STATED PROBLEM: List the lines of this listing that hold the word "true".

Stored items:
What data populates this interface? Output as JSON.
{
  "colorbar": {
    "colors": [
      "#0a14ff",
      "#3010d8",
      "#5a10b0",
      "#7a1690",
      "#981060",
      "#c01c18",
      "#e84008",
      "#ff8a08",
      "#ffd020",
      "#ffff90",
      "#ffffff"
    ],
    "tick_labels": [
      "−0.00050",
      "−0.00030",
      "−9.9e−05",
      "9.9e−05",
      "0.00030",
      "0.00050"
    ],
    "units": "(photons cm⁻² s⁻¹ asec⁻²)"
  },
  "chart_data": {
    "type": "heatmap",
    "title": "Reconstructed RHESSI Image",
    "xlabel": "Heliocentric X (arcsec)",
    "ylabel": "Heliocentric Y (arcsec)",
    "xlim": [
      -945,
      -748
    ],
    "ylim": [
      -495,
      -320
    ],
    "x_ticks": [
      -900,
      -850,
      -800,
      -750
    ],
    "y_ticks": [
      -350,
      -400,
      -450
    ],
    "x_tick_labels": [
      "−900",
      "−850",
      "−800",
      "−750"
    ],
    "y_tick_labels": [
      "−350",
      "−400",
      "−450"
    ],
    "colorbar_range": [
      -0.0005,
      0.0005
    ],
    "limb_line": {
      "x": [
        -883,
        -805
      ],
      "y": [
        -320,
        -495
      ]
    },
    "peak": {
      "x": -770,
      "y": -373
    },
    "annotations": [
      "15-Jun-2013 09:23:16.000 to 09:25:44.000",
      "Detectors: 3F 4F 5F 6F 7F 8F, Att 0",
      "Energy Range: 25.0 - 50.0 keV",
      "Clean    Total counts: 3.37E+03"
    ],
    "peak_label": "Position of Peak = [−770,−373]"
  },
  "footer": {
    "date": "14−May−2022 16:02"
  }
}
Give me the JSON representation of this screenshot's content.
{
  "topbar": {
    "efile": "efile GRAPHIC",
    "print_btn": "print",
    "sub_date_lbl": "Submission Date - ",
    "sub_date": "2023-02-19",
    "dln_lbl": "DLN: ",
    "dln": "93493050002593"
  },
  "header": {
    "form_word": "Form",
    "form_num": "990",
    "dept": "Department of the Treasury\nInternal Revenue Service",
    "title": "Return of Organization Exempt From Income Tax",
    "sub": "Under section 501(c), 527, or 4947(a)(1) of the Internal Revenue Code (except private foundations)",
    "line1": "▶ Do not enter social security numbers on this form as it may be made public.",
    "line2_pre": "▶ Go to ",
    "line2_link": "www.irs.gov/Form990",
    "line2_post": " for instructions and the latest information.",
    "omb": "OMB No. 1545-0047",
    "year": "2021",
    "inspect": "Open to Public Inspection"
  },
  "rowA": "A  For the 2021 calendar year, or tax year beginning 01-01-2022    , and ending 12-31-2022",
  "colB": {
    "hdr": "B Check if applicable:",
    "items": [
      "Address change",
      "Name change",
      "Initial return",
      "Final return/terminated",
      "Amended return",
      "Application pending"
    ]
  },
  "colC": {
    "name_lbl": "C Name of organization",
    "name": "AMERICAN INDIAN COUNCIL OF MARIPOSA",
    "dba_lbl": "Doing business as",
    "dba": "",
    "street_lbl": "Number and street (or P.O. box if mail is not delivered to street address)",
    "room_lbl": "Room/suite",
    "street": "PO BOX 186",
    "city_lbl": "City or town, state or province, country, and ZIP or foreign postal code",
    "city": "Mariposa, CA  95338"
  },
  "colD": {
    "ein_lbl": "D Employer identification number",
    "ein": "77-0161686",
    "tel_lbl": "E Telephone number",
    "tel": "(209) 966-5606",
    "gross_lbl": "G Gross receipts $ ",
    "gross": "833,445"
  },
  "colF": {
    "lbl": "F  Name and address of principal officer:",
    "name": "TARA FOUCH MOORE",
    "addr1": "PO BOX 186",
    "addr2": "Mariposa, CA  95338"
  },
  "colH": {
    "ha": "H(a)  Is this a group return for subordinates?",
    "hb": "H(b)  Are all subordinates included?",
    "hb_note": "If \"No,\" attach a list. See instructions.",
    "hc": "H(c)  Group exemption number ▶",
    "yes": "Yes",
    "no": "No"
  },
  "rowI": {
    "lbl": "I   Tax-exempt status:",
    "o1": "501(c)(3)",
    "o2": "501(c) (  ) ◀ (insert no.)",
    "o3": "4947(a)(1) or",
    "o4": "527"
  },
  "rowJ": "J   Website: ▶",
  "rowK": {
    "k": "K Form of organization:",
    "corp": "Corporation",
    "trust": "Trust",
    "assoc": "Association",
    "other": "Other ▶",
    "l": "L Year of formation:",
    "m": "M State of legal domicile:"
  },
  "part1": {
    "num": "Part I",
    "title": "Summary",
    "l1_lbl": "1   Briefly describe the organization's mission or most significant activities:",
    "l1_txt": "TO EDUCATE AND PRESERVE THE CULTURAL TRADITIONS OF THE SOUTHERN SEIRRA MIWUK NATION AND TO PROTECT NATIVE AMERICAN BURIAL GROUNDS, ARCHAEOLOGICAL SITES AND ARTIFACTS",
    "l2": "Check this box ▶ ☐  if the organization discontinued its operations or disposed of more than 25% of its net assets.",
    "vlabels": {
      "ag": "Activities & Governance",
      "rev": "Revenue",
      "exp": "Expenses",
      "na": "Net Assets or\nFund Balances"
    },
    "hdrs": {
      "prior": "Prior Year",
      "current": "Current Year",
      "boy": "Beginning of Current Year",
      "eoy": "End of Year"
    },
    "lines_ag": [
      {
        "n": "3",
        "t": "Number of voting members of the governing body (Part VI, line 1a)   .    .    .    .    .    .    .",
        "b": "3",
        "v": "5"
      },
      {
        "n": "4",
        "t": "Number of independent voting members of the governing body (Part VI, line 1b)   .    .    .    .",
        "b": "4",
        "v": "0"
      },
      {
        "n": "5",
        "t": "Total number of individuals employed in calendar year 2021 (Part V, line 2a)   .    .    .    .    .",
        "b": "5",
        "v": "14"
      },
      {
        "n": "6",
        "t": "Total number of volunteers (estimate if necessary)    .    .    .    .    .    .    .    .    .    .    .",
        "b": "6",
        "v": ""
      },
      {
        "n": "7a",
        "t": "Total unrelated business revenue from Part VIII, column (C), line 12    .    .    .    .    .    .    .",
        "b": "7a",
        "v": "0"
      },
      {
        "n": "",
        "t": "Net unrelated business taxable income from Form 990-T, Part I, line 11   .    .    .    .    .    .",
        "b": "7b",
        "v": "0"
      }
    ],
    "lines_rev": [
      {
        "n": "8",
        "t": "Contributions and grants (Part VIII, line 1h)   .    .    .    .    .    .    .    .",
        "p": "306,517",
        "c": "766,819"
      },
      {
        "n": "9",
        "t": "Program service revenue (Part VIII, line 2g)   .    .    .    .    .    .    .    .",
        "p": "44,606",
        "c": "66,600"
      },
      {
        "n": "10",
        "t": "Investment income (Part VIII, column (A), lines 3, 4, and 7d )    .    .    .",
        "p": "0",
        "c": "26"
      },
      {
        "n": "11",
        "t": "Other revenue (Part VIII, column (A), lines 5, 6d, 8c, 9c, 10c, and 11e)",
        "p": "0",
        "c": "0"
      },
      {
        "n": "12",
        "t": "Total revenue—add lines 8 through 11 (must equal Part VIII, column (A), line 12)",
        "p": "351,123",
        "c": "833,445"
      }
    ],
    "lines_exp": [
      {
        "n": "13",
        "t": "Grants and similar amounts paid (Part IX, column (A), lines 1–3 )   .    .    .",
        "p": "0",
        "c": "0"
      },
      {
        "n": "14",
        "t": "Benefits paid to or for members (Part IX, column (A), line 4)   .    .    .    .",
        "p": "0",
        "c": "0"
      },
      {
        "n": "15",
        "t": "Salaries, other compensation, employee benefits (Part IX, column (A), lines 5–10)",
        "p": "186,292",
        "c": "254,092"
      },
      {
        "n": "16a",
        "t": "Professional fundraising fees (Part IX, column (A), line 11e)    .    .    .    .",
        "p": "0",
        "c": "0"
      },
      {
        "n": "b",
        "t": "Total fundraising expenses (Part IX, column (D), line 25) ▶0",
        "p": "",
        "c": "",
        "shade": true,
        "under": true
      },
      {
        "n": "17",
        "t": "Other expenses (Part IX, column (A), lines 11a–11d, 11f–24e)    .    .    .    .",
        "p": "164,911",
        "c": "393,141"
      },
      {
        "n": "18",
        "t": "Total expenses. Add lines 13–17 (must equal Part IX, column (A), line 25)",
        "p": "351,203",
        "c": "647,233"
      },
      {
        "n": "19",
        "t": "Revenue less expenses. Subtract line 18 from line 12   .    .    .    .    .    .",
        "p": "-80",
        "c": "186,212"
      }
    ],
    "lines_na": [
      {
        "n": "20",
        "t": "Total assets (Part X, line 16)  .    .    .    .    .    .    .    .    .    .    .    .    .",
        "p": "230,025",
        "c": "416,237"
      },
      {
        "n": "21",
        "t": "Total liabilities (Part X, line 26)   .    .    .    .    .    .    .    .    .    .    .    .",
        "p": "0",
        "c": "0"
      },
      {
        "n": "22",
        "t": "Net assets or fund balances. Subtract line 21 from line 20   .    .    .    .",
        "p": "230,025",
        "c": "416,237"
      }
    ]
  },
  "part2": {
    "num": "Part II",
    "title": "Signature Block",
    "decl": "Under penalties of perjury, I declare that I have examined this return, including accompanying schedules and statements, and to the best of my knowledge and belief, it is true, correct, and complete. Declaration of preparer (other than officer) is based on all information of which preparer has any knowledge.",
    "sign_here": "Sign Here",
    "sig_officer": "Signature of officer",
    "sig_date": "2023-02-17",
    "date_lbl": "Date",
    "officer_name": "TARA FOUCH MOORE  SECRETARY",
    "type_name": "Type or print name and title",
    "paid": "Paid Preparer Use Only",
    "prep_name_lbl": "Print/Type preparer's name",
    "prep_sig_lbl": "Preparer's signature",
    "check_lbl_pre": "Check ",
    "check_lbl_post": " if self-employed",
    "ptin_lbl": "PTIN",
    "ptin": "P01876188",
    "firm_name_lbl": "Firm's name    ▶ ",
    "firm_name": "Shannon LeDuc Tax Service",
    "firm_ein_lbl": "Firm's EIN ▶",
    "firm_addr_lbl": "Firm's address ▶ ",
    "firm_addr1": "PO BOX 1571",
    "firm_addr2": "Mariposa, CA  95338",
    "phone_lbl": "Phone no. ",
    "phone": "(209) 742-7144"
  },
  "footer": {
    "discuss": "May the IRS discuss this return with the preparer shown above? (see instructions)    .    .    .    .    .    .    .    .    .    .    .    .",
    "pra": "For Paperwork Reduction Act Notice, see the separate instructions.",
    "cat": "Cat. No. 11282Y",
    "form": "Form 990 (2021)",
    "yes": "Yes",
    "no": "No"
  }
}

ANSWER TO THE EXERCISE:
        "shade": true,
        "under": true
    "decl": "Under penalties of perjury, I declare that I have examined this return, including accompanying schedules and statements, and to the best of my knowledge and belief, it is true, correct, and complete. Declaration of preparer (other than officer) is based on all information of which preparer has any knowledge.",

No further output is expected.